(Collected data entries)
** Begin **
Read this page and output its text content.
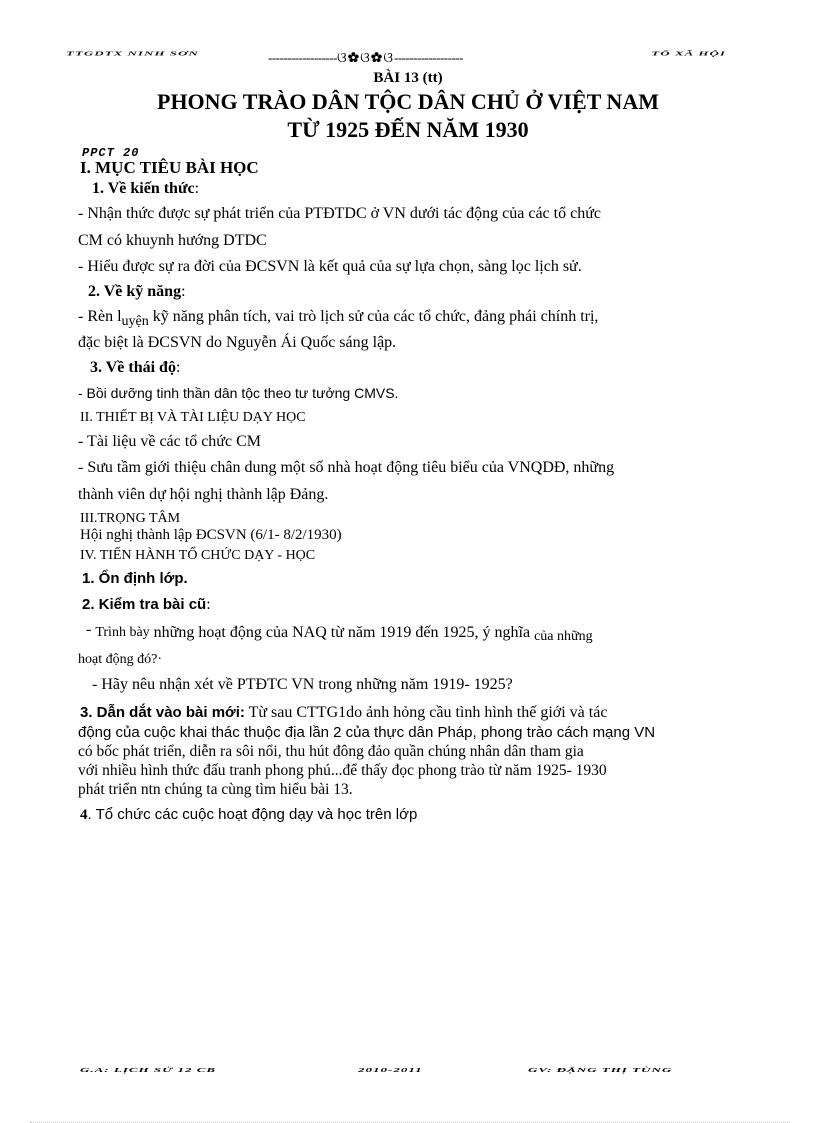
TTGDTX NINH SƠN	------------------ଓ✿ଓ✿ଓ------------------	TỔ XÃ HỘI
BÀI 13 (tt)
PHONG TRÀO DÂN TỘC DÂN CHỦ Ở VIỆT NAM
TỪ 1925 ĐẾN NĂM 1930
PPCT 20
I. MỤC TIÊU BÀI HỌC
1. Về kiến thức:
- Nhận thức được sự phát triển của PTĐTDC ở VN dưới tác động của các tổ chức
CM có khuynh hướng DTDC
- Hiểu được sự ra đời của ĐCSVN là kết quả của sự lựa chọn, sàng lọc lịch sử.
2. Về kỹ năng:
- Rèn $l_{uyện}$ kỹ năng phân tích, vai trò lịch sử của các tổ chức, đảng phái chính trị,
đặc biệt là ĐCSVN do Nguyễn Ái Quốc sáng lập.
3. Về thái độ:
- Bồi dưỡng tinh thần dân tộc theo tư tưởng CMVS.
II. THIẾT BỊ VÀ TÀI LIỆU DẠY HỌC
- Tài liệu về các tổ chức CM
- Sưu tầm giới thiệu chân dung một số nhà hoạt động tiêu biểu của VNQDĐ, những
thành viên dự hội nghị thành lập Đảng.
III.TRỌNG TÂM
Hội nghị thành lập ĐCSVN (6/1- 8/2/1930)
IV. TIẾN HÀNH TỔ CHỨC DẠY - HỌC
1. Ổn định lớp.
2. Kiểm tra bài cũ:
- Trình bày những hoạt động của NAQ từ năm 1919 đến 1925, ý nghĩa của những
hoạt động đó?·
- Hãy nêu nhận xét về PTĐTC VN trong những năm 1919- 1925?
3. Dẫn dắt vào bài mới: Từ sau CTTG1do ảnh hỏng cầu tình hình thế giới và tác
động của cuộc khai thác thuộc địa lần 2 của thực dân Pháp, phong trào cách mạng VN
có bốc phát triển, diễn ra sôi nổi, thu hút đông đảo quần chúng nhân dân tham gia
với nhiều hình thức đấu tranh phong phú...để thấy đọc phong trào từ năm 1925- 1930
phát triển ntn chúng ta cùng tìm hiểu bài 13.
4. Tổ chức các cuộc hoạt động dạy và học trên lớp
G.A: LỊCH SỬ 12 CB	2010-2011	GV: ĐẶNG THỊ TÙNG
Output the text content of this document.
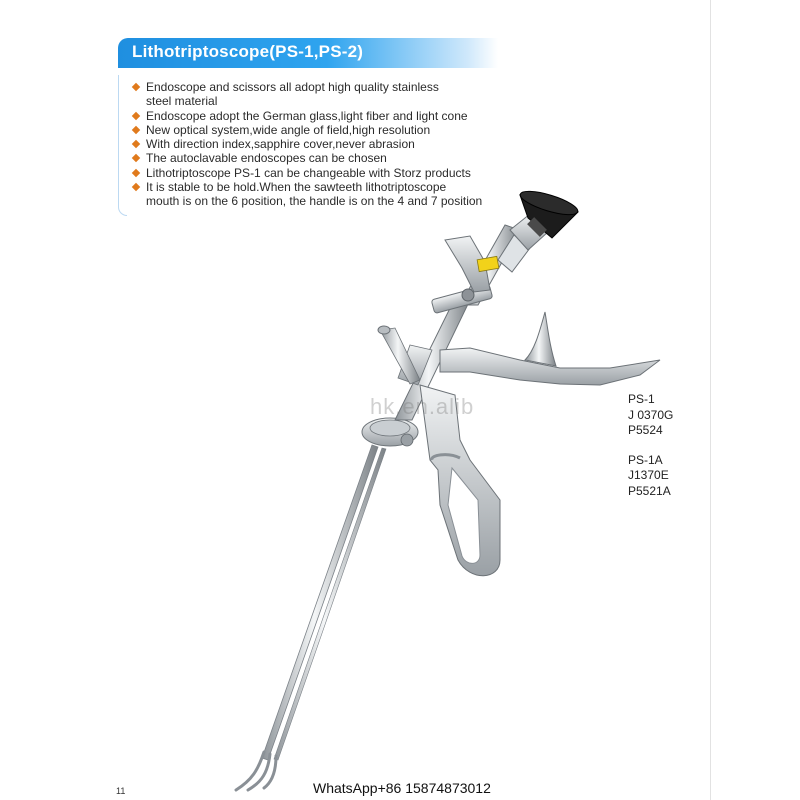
Lithotriptoscope(PS-1,PS-2)
Endoscope and scissors all adopt high quality stainless
steel material
Endoscope adopt the German glass,light fiber and light cone
New optical system,wide angle of field,high resolution
With direction index,sapphire cover,never abrasion
The autoclavable endoscopes can be chosen
Lithotriptoscope PS-1 can be changeable with Storz products
It is stable to be hold.When the sawteeth lithotriptoscope
mouth is on the 6 position, the handle is on the 4 and 7 position
hk.en.alib	PS-1
J 0370G
P5524
PS-1A
J1370E
P5521A
11	WhatsApp+86 15874873012
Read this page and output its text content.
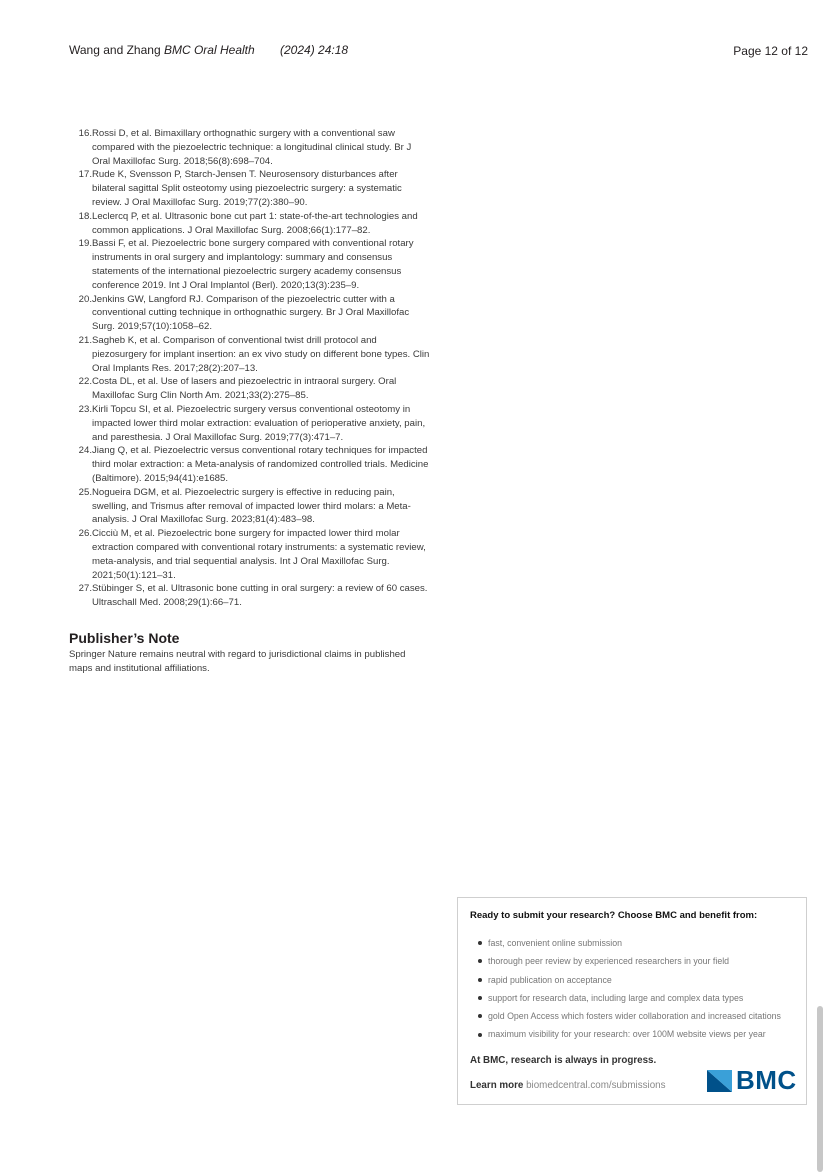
Wang and Zhang BMC Oral Health (2024) 24:18	Page 12 of 12
16. Rossi D, et al. Bimaxillary orthognathic surgery with a conventional saw compared with the piezoelectric technique: a longitudinal clinical study. Br J Oral Maxillofac Surg. 2018;56(8):698–704.
17. Rude K, Svensson P, Starch-Jensen T. Neurosensory disturbances after bilateral sagittal Split osteotomy using piezoelectric surgery: a systematic review. J Oral Maxillofac Surg. 2019;77(2):380–90.
18. Leclercq P, et al. Ultrasonic bone cut part 1: state-of-the-art technologies and common applications. J Oral Maxillofac Surg. 2008;66(1):177–82.
19. Bassi F, et al. Piezoelectric bone surgery compared with conventional rotary instruments in oral surgery and implantology: summary and consensus statements of the international piezoelectric surgery academy consensus conference 2019. Int J Oral Implantol (Berl). 2020;13(3):235–9.
20. Jenkins GW, Langford RJ. Comparison of the piezoelectric cutter with a conventional cutting technique in orthognathic surgery. Br J Oral Maxillofac Surg. 2019;57(10):1058–62.
21. Sagheb K, et al. Comparison of conventional twist drill protocol and piezosurgery for implant insertion: an ex vivo study on different bone types. Clin Oral Implants Res. 2017;28(2):207–13.
22. Costa DL, et al. Use of lasers and piezoelectric in intraoral surgery. Oral Maxillofac Surg Clin North Am. 2021;33(2):275–85.
23. Kirli Topcu SI, et al. Piezoelectric surgery versus conventional osteotomy in impacted lower third molar extraction: evaluation of perioperative anxiety, pain, and paresthesia. J Oral Maxillofac Surg. 2019;77(3):471–7.
24. Jiang Q, et al. Piezoelectric versus conventional rotary techniques for impacted third molar extraction: a Meta-analysis of randomized controlled trials. Medicine (Baltimore). 2015;94(41):e1685.
25. Nogueira DGM, et al. Piezoelectric surgery is effective in reducing pain, swelling, and Trismus after removal of impacted lower third molars: a Meta-analysis. J Oral Maxillofac Surg. 2023;81(4):483–98.
26. Cicciù M, et al. Piezoelectric bone surgery for impacted lower third molar extraction compared with conventional rotary instruments: a systematic review, meta-analysis, and trial sequential analysis. Int J Oral Maxillofac Surg. 2021;50(1):121–31.
27. Stübinger S, et al. Ultrasonic bone cutting in oral surgery: a review of 60 cases. Ultraschall Med. 2008;29(1):66–71.
Publisher’s Note
Springer Nature remains neutral with regard to jurisdictional claims in published maps and institutional affiliations.
Ready to submit your research? Choose BMC and benefit from:
fast, convenient online submission
thorough peer review by experienced researchers in your field
rapid publication on acceptance
support for research data, including large and complex data types
gold Open Access which fosters wider collaboration and increased citations
maximum visibility for your research: over 100M website views per year
At BMC, research is always in progress.
Learn more biomedcentral.com/submissions	BMC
** End **
What to produce -
Extract every line above that contains the word "Comparison".

Solution below -
20. Jenkins GW, Langford RJ. Comparison of the piezoelectric cutter with a conventional cutting technique in orthognathic surgery. Br J Oral Maxillofac Surg. 2019;57(10):1058–62.
21. Sagheb K, et al. Comparison of conventional twist drill protocol and piezosurgery for implant insertion: an ex vivo study on different bone types. Clin Oral Implants Res. 2017;28(2):207–13.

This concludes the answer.